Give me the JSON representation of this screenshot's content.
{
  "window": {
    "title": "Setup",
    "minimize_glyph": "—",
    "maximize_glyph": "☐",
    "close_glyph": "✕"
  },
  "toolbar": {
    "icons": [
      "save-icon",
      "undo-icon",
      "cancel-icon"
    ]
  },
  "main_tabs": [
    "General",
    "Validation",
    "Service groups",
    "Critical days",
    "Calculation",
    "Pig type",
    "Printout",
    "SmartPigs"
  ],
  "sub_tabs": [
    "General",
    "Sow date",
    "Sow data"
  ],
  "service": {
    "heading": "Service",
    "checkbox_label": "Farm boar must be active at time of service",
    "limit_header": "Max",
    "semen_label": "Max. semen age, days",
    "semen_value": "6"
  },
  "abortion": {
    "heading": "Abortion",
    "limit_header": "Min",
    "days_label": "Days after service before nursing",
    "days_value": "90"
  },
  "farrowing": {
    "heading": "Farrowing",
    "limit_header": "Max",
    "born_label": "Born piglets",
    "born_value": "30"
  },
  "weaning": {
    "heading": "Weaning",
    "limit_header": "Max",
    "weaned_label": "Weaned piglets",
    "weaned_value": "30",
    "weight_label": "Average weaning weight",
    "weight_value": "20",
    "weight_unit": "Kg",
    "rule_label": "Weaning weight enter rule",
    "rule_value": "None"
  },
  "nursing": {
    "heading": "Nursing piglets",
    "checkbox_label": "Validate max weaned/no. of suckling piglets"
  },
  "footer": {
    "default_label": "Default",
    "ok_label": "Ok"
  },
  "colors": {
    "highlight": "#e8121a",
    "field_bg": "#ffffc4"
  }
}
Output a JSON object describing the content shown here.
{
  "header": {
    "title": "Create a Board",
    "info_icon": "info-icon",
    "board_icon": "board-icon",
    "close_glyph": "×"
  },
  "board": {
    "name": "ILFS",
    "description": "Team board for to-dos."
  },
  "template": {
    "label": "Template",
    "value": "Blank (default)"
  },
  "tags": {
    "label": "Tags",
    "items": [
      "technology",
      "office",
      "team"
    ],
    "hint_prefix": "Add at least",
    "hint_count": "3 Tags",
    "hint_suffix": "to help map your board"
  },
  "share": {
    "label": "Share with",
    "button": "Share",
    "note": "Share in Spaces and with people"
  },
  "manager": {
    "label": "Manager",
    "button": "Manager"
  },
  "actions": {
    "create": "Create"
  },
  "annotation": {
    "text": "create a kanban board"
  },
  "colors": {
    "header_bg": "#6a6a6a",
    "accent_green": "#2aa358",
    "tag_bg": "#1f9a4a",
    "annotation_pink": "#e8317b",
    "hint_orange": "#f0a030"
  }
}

◇ ◇ ◇

> _Problem to solve_
Repeat, character for character, the lines from the one that holds "Output a JSON" to the final line of the material, inclusive, and no other lines.

> _The answer_
Output a JSON object describing the content shown here.
{
  "header": {
    "title": "Create a Board",
    "info_icon": "info-icon",
    "board_icon": "board-icon",
    "close_glyph": "×"
  },
  "board": {
    "name": "ILFS",
    "description": "Team board for to-dos."
  },
  "template": {
    "label": "Template",
    "value": "Blank (default)"
  },
  "tags": {
    "label": "Tags",
    "items": [
      "technology",
      "office",
      "team"
    ],
    "hint_prefix": "Add at least",
    "hint_count": "3 Tags",
    "hint_suffix": "to help map your board"
  },
  "share": {
    "label": "Share with",
    "button": "Share",
    "note": "Share in Spaces and with people"
  },
  "manager": {
    "label": "Manager",
    "button": "Manager"
  },
  "actions": {
    "create": "Create"
  },
  "annotation": {
    "text": "create a kanban board"
  },
  "colors": {
    "header_bg": "#6a6a6a",
    "accent_green": "#2aa358",
    "tag_bg": "#1f9a4a",
    "annotation_pink": "#e8317b",
    "hint_orange": "#f0a030"
  }
}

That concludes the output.